> [CHALLENGE] Copy each of the entries below faithfully, setting aside any pictures.

## START RECORDS PROVIDED

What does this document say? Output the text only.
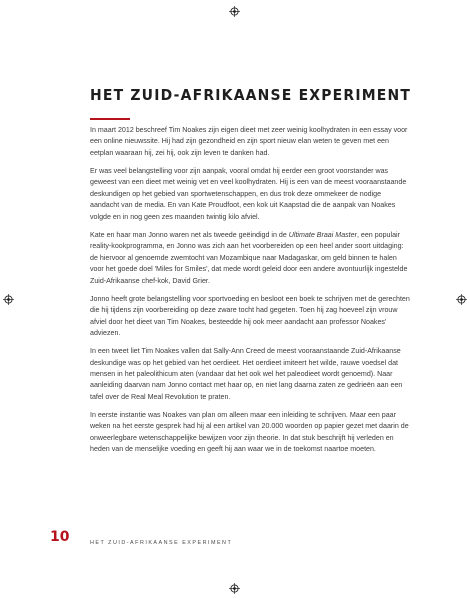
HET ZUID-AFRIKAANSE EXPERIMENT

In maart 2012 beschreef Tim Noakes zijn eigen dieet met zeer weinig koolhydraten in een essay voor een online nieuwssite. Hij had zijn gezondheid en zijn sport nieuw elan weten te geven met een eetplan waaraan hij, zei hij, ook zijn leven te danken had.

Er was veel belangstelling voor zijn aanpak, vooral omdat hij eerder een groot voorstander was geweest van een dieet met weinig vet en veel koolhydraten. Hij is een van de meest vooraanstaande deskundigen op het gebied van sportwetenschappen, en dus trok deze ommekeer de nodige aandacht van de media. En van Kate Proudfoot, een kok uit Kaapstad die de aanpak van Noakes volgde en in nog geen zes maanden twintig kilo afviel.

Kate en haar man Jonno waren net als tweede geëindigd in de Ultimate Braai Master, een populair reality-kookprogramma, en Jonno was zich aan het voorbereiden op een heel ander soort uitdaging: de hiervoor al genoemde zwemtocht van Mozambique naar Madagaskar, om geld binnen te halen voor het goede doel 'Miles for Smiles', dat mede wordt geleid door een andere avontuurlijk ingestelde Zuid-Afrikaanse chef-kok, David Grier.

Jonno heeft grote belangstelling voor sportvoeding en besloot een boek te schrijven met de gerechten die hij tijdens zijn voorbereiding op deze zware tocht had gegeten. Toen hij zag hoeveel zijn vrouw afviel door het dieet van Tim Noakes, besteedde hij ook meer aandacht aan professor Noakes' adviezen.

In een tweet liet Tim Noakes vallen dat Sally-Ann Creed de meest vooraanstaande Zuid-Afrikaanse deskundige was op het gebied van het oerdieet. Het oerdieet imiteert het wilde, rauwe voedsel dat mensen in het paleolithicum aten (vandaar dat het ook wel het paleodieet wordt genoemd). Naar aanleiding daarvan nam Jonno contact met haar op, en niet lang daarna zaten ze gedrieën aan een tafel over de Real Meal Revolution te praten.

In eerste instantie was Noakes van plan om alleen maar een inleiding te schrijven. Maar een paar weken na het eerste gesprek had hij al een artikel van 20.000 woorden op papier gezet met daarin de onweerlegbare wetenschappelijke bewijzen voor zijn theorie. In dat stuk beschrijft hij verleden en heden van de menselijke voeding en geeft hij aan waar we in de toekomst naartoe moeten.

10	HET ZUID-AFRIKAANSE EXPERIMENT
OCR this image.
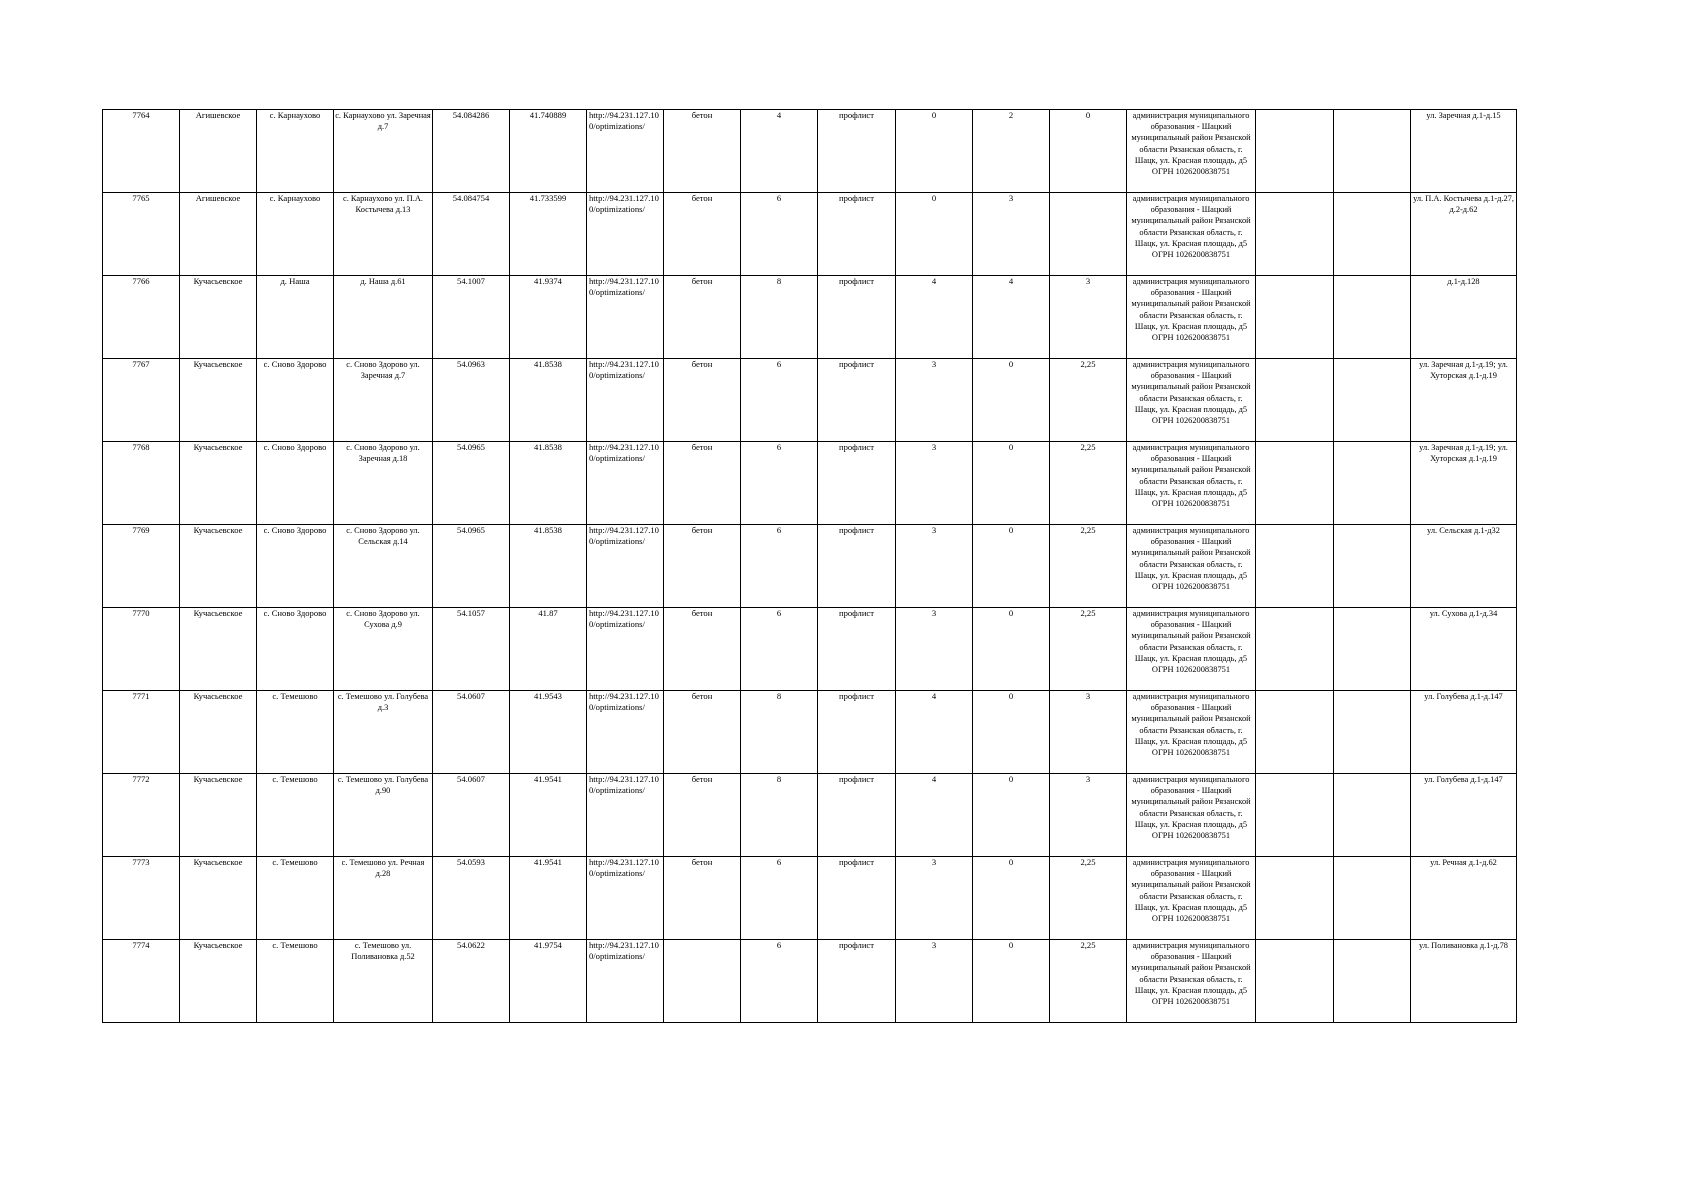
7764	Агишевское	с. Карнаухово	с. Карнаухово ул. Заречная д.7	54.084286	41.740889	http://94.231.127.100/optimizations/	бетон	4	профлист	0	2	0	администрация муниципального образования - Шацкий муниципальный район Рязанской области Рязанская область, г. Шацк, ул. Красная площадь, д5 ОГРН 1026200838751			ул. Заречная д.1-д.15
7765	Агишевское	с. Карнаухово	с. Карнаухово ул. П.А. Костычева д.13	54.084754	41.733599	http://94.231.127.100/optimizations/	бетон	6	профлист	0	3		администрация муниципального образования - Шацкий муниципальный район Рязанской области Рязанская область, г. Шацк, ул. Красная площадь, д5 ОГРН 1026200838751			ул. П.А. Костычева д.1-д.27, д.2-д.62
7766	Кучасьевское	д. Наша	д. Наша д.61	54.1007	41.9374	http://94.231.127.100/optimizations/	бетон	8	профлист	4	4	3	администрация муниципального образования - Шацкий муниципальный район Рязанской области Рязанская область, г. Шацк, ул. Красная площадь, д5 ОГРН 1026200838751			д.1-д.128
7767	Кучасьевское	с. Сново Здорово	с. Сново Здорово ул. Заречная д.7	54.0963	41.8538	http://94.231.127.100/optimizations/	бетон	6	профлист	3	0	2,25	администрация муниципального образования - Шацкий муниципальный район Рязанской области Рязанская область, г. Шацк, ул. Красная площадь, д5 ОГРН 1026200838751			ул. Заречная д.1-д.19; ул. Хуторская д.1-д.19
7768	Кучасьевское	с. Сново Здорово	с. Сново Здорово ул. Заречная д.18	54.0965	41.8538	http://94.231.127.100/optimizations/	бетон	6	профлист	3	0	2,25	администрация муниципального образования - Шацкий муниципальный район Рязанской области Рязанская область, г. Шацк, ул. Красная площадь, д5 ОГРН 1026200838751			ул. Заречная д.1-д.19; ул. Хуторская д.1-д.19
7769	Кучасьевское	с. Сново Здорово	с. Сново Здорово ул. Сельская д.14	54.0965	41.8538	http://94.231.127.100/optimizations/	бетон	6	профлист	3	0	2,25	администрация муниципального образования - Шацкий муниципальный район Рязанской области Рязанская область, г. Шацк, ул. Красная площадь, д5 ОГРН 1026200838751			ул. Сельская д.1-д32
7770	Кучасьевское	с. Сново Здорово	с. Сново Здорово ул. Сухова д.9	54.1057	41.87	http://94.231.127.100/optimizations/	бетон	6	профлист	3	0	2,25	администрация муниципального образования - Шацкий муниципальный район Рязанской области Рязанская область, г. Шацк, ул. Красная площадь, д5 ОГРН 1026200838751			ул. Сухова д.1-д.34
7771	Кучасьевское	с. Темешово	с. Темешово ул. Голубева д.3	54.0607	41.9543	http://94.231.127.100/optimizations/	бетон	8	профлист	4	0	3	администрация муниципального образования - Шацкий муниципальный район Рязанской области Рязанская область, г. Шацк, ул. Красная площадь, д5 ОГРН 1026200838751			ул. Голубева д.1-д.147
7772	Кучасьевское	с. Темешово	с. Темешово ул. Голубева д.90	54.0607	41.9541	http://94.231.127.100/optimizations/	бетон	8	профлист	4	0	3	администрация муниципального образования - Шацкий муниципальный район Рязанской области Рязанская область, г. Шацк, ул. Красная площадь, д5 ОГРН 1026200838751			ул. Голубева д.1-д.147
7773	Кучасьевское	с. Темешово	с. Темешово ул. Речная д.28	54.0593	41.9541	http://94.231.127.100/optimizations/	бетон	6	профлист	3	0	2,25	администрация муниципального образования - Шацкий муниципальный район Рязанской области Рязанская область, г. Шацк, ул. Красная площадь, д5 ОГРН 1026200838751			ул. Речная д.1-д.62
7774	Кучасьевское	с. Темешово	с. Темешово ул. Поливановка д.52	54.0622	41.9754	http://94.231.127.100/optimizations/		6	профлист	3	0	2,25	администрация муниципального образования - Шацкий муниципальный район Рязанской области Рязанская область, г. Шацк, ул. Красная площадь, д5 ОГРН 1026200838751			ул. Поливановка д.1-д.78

## END RECORDS PROVIDED

> [SOLUTION BELOW]
What does this document say? Output the text only.
HET ZUID-AFRIKAANSE EXPERIMENT

In maart 2012 beschreef Tim Noakes zijn eigen dieet met zeer weinig koolhydraten in een essay voor een online nieuwssite. Hij had zijn gezondheid en zijn sport nieuw elan weten te geven met een eetplan waaraan hij, zei hij, ook zijn leven te danken had.

Er was veel belangstelling voor zijn aanpak, vooral omdat hij eerder een groot voorstander was geweest van een dieet met weinig vet en veel koolhydraten. Hij is een van de meest vooraanstaande deskundigen op het gebied van sportwetenschappen, en dus trok deze ommekeer de nodige aandacht van de media. En van Kate Proudfoot, een kok uit Kaapstad die de aanpak van Noakes volgde en in nog geen zes maanden twintig kilo afviel.

Kate en haar man Jonno waren net als tweede geëindigd in de Ultimate Braai Master, een populair reality-kookprogramma, en Jonno was zich aan het voorbereiden op een heel ander soort uitdaging: de hiervoor al genoemde zwemtocht van Mozambique naar Madagaskar, om geld binnen te halen voor het goede doel 'Miles for Smiles', dat mede wordt geleid door een andere avontuurlijk ingestelde Zuid-Afrikaanse chef-kok, David Grier.

Jonno heeft grote belangstelling voor sportvoeding en besloot een boek te schrijven met de gerechten die hij tijdens zijn voorbereiding op deze zware tocht had gegeten. Toen hij zag hoeveel zijn vrouw afviel door het dieet van Tim Noakes, besteedde hij ook meer aandacht aan professor Noakes' adviezen.

In een tweet liet Tim Noakes vallen dat Sally-Ann Creed de meest vooraanstaande Zuid-Afrikaanse deskundige was op het gebied van het oerdieet. Het oerdieet imiteert het wilde, rauwe voedsel dat mensen in het paleolithicum aten (vandaar dat het ook wel het paleodieet wordt genoemd). Naar aanleiding daarvan nam Jonno contact met haar op, en niet lang daarna zaten ze gedrieën aan een tafel over de Real Meal Revolution te praten.

In eerste instantie was Noakes van plan om alleen maar een inleiding te schrijven. Maar een paar weken na het eerste gesprek had hij al een artikel van 20.000 woorden op papier gezet met daarin de onweerlegbare wetenschappelijke bewijzen voor zijn theorie. In dat stuk beschrijft hij verleden en heden van de menselijke voeding en geeft hij aan waar we in de toekomst naartoe moeten.

10	HET ZUID-AFRIKAANSE EXPERIMENT
OCR this image.
7764	Агишевское	с. Карнаухово	с. Карнаухово ул. Заречная д.7	54.084286	41.740889	http://94.231.127.100/optimizations/	бетон	4	профлист	0	2	0	администрация муниципального образования - Шацкий муниципальный район Рязанской области Рязанская область, г. Шацк, ул. Красная площадь, д5 ОГРН 1026200838751			ул. Заречная д.1-д.15
7765	Агишевское	с. Карнаухово	с. Карнаухово ул. П.А. Костычева д.13	54.084754	41.733599	http://94.231.127.100/optimizations/	бетон	6	профлист	0	3		администрация муниципального образования - Шацкий муниципальный район Рязанской области Рязанская область, г. Шацк, ул. Красная площадь, д5 ОГРН 1026200838751			ул. П.А. Костычева д.1-д.27, д.2-д.62
7766	Кучасьевское	д. Наша	д. Наша д.61	54.1007	41.9374	http://94.231.127.100/optimizations/	бетон	8	профлист	4	4	3	администрация муниципального образования - Шацкий муниципальный район Рязанской области Рязанская область, г. Шацк, ул. Красная площадь, д5 ОГРН 1026200838751			д.1-д.128
7767	Кучасьевское	с. Сново Здорово	с. Сново Здорово ул. Заречная д.7	54.0963	41.8538	http://94.231.127.100/optimizations/	бетон	6	профлист	3	0	2,25	администрация муниципального образования - Шацкий муниципальный район Рязанской области Рязанская область, г. Шацк, ул. Красная площадь, д5 ОГРН 1026200838751			ул. Заречная д.1-д.19; ул. Хуторская д.1-д.19
7768	Кучасьевское	с. Сново Здорово	с. Сново Здорово ул. Заречная д.18	54.0965	41.8538	http://94.231.127.100/optimizations/	бетон	6	профлист	3	0	2,25	администрация муниципального образования - Шацкий муниципальный район Рязанской области Рязанская область, г. Шацк, ул. Красная площадь, д5 ОГРН 1026200838751			ул. Заречная д.1-д.19; ул. Хуторская д.1-д.19
7769	Кучасьевское	с. Сново Здорово	с. Сново Здорово ул. Сельская д.14	54.0965	41.8538	http://94.231.127.100/optimizations/	бетон	6	профлист	3	0	2,25	администрация муниципального образования - Шацкий муниципальный район Рязанской области Рязанская область, г. Шацк, ул. Красная площадь, д5 ОГРН 1026200838751			ул. Сельская д.1-д32
7770	Кучасьевское	с. Сново Здорово	с. Сново Здорово ул. Сухова д.9	54.1057	41.87	http://94.231.127.100/optimizations/	бетон	6	профлист	3	0	2,25	администрация муниципального образования - Шацкий муниципальный район Рязанской области Рязанская область, г. Шацк, ул. Красная площадь, д5 ОГРН 1026200838751			ул. Сухова д.1-д.34
7771	Кучасьевское	с. Темешово	с. Темешово ул. Голубева д.3	54.0607	41.9543	http://94.231.127.100/optimizations/	бетон	8	профлист	4	0	3	администрация муниципального образования - Шацкий муниципальный район Рязанской области Рязанская область, г. Шацк, ул. Красная площадь, д5 ОГРН 1026200838751			ул. Голубева д.1-д.147
7772	Кучасьевское	с. Темешово	с. Темешово ул. Голубева д.90	54.0607	41.9541	http://94.231.127.100/optimizations/	бетон	8	профлист	4	0	3	администрация муниципального образования - Шацкий муниципальный район Рязанской области Рязанская область, г. Шацк, ул. Красная площадь, д5 ОГРН 1026200838751			ул. Голубева д.1-д.147
7773	Кучасьевское	с. Темешово	с. Темешово ул. Речная д.28	54.0593	41.9541	http://94.231.127.100/optimizations/	бетон	6	профлист	3	0	2,25	администрация муниципального образования - Шацкий муниципальный район Рязанской области Рязанская область, г. Шацк, ул. Красная площадь, д5 ОГРН 1026200838751			ул. Речная д.1-д.62
7774	Кучасьевское	с. Темешово	с. Темешово ул. Поливановка д.52	54.0622	41.9754	http://94.231.127.100/optimizations/		6	профлист	3	0	2,25	администрация муниципального образования - Шацкий муниципальный район Рязанской области Рязанская область, г. Шацк, ул. Красная площадь, д5 ОГРН 1026200838751			ул. Поливановка д.1-д.78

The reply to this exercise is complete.